++++ Exercise data

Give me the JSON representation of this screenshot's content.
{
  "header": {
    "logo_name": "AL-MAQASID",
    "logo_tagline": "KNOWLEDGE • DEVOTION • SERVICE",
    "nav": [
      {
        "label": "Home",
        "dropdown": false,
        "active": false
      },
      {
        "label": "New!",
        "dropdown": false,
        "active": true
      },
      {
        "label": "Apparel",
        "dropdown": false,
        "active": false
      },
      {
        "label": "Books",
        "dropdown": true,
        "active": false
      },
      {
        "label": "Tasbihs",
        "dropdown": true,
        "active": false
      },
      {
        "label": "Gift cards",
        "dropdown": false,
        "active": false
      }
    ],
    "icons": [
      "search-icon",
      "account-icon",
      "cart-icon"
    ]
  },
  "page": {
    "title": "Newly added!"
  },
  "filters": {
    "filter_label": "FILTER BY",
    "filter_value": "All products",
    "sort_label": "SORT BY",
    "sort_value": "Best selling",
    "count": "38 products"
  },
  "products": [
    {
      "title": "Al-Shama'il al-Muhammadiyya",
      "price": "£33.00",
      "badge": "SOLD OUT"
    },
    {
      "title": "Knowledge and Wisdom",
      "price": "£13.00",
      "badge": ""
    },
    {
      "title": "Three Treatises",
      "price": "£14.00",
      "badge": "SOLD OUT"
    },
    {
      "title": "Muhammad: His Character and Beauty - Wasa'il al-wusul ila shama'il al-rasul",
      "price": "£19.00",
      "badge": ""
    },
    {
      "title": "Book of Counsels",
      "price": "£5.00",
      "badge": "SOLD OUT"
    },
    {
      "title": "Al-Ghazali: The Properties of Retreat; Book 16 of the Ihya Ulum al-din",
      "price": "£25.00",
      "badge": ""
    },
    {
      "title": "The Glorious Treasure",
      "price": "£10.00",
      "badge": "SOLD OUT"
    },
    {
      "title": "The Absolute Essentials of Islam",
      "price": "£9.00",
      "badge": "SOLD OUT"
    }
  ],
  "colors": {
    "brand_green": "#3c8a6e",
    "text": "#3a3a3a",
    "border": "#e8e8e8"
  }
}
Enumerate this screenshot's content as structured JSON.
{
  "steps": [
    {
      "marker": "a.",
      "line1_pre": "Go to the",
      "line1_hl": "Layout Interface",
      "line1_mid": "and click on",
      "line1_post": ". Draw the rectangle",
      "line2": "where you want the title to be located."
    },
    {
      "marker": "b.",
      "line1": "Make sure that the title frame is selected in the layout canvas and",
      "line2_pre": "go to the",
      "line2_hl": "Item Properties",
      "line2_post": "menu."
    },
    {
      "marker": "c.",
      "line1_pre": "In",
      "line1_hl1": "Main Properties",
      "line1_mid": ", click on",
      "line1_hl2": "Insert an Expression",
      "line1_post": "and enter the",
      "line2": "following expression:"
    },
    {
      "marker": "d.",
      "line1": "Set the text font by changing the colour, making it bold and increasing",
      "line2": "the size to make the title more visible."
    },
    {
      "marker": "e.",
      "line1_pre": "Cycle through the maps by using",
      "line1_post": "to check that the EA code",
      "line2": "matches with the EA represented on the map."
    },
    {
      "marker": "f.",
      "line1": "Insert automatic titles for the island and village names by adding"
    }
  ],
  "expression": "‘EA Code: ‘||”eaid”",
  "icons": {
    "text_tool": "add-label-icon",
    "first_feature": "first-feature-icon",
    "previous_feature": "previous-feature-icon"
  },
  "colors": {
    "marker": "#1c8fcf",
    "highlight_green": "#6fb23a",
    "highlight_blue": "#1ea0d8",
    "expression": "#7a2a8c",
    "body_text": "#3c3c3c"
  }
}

++++++++

## [Problem to solve]
State how many lines hold the word "click". The number is the whole answer.

## [Answer to this task]
2